■ **GIVEN PROBLEM**: Transcribe the material in full. Nothing should differ except that the pictures are left out.

Saved entries
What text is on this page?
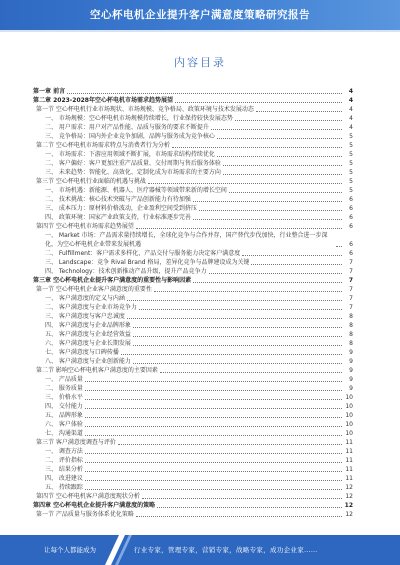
空心杯电机企业提升客户满意度策略研究报告
内容目录
第一章 前言	4
第二章 2023-2028年空心杯电机市场需求趋势展望	4
第一节 空心杯电机行业市场现状、市场规模、竞争格局、政策环境与技术发展动态	4
一、 市场规模：空心杯电机市场规模持续增长，行业保持较快发展态势	4
二、 用户需求：用户对产品性能、品质与服务的要求不断提升	4
三、 竞争格局：国内外企业竞争加剧，品牌与服务成为竞争核心	5
第二节 空心杯电机市场需求特点与消费者行为分析	5
一、 市场需求：下游应用领域不断扩展，市场需求结构持续优化	5
二、 客户偏好：客户更加注重产品质量、交付周期与售后服务体验	5
三、 未来趋势：智能化、高效化、定制化成为市场需求的主要方向	5
第三节 空心杯电机行业面临的机遇与挑战	5
一、 市场机遇：新能源、机器人、医疗器械等领域带来新的增长空间	5
二、 技术挑战：核心技术突破与产品创新能力有待加强	6
三、 成本压力：原材料价格波动，企业盈利空间受到挤压	6
四、 政策环境：国家产业政策支持，行业标准逐步完善	6
第四节 空心杯电机市场需求趋势展望	6
一、 Market 市场：产品需求量持续增长，全球化竞争与合作并存，国产替代步伐加快，行业整合进一步深化，为空心杯电机企业带来发展机遇	6
二、 Fulfillment：客户需求多样化，产品交付与服务能力决定客户满意度	6
三、 Landscape：竞争 Rival Brand 格局，差异化竞争与品牌建设成为关键	7
四、 Technology：技术创新推动产品升级，提升产品竞争力	7
第三章 空心杯电机企业提升客户满意度的重要性与影响因素	7
第一节 空心杯电机企业客户满意度的重要性	7
一、 客户满意度的定义与内涵	7
二、 客户满意度与企业市场竞争力	7
三、 客户满意度与客户忠诚度	8
四、 客户满意度与企业品牌形象	8
五、 客户满意度与企业经营效益	8
六、 客户满意度与企业长期发展	8
七、 客户满意度与口碑传播	9
八、 客户满意度与企业创新能力	9
第二节 影响空心杯电机客户满意度的主要因素	9
一、 产品质量	9
二、 服务质量	9
三、 价格水平	10
四、 交付能力	10
五、 品牌形象	10
六、 客户体验	10
七、 沟通渠道	10
第三节 客户满意度调查与评价	11
一、 调查方法	11
二、 评价指标	11
三、 结果分析	11
四、 改进建议	11
五、 持续跟踪	12
第四节 空心杯电机客户满意度现状分析	12
第四章 空心杯电机企业提升客户满意度的策略	12
第一节 产品质量与服务体系优化策略	12
让每个人都能成为	行业专家，管理专家，营销专家，战略专家，成功企业家……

■ **THE RESULT**:
What text is on this page?
空心杯电机企业提升客户满意度策略研究报告
内容目录
第一章 前言	4
第二章 2023-2028年空心杯电机市场需求趋势展望	4
第一节 空心杯电机行业市场现状、市场规模、竞争格局、政策环境与技术发展动态	4
一、 市场规模：空心杯电机市场规模持续增长，行业保持较快发展态势	4
二、 用户需求：用户对产品性能、品质与服务的要求不断提升	4
三、 竞争格局：国内外企业竞争加剧，品牌与服务成为竞争核心	5
第二节 空心杯电机市场需求特点与消费者行为分析	5
一、 市场需求：下游应用领域不断扩展，市场需求结构持续优化	5
二、 客户偏好：客户更加注重产品质量、交付周期与售后服务体验	5
三、 未来趋势：智能化、高效化、定制化成为市场需求的主要方向	5
第三节 空心杯电机行业面临的机遇与挑战	5
一、 市场机遇：新能源、机器人、医疗器械等领域带来新的增长空间	5
二、 技术挑战：核心技术突破与产品创新能力有待加强	6
三、 成本压力：原材料价格波动，企业盈利空间受到挤压	6
四、 政策环境：国家产业政策支持，行业标准逐步完善	6
第四节 空心杯电机市场需求趋势展望	6
一、 Market 市场：产品需求量持续增长，全球化竞争与合作并存，国产替代步伐加快，行业整合进一步深化，为空心杯电机企业带来发展机遇	6
二、 Fulfillment：客户需求多样化，产品交付与服务能力决定客户满意度	6
三、 Landscape：竞争 Rival Brand 格局，差异化竞争与品牌建设成为关键	7
四、 Technology：技术创新推动产品升级，提升产品竞争力	7
第三章 空心杯电机企业提升客户满意度的重要性与影响因素	7
第一节 空心杯电机企业客户满意度的重要性	7
一、 客户满意度的定义与内涵	7
二、 客户满意度与企业市场竞争力	7
三、 客户满意度与客户忠诚度	8
四、 客户满意度与企业品牌形象	8
五、 客户满意度与企业经营效益	8
六、 客户满意度与企业长期发展	8
七、 客户满意度与口碑传播	9
八、 客户满意度与企业创新能力	9
第二节 影响空心杯电机客户满意度的主要因素	9
一、 产品质量	9
二、 服务质量	9
三、 价格水平	10
四、 交付能力	10
五、 品牌形象	10
六、 客户体验	10
七、 沟通渠道	10
第三节 客户满意度调查与评价	11
一、 调查方法	11
二、 评价指标	11
三、 结果分析	11
四、 改进建议	11
五、 持续跟踪	12
第四节 空心杯电机客户满意度现状分析	12
第四章 空心杯电机企业提升客户满意度的策略	12
第一节 产品质量与服务体系优化策略	12
让每个人都能成为	行业专家，管理专家，营销专家，战略专家，成功企业家……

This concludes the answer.